_Saved entries_.
******************************
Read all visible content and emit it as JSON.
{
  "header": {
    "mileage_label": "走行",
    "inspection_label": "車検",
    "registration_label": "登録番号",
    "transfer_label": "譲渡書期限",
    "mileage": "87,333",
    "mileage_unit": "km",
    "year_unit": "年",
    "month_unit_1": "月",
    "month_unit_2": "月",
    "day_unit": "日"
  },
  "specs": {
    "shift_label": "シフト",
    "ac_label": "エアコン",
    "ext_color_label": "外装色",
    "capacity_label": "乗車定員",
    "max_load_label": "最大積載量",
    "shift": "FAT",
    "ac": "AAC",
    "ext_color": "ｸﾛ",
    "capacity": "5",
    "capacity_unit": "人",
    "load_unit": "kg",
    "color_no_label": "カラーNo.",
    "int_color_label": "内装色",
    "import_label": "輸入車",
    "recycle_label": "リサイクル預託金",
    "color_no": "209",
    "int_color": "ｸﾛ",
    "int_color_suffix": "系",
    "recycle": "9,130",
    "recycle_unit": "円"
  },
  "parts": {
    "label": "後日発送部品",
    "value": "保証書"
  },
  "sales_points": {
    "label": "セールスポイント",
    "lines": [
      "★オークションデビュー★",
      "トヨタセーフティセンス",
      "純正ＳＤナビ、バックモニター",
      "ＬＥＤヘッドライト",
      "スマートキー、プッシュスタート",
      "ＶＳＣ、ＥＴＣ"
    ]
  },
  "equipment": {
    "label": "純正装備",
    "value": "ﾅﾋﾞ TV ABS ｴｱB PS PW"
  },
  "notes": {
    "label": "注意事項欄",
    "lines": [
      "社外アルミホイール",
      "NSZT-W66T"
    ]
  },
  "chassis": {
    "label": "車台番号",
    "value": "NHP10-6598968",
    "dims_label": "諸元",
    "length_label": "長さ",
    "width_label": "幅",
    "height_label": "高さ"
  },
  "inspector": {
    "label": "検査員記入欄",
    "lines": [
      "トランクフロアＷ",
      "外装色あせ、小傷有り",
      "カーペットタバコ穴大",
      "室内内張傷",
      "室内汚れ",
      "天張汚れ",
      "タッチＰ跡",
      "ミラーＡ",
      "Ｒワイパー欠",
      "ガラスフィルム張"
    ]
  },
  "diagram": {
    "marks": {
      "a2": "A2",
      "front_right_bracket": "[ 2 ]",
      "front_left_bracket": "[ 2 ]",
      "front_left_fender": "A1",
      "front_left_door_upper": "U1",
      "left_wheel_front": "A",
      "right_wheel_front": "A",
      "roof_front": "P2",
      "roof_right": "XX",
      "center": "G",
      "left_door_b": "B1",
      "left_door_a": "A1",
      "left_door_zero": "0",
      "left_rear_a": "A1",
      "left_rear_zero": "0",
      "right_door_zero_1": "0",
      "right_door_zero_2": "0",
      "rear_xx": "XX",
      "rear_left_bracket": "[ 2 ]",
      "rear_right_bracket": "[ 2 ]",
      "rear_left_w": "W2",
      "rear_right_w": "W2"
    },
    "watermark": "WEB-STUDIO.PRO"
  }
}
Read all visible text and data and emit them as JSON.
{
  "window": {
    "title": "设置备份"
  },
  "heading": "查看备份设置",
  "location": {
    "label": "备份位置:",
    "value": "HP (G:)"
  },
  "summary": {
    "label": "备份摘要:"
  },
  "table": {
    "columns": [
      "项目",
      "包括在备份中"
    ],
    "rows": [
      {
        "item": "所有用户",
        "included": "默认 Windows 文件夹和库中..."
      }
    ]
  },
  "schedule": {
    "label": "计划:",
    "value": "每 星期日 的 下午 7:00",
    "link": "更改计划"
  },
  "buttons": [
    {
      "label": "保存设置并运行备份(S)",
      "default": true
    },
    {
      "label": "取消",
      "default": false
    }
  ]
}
******************************
_What to produce_. Report how many lines of the entries hold the word "value". Nothing else is needed.

_Answer in full_. 5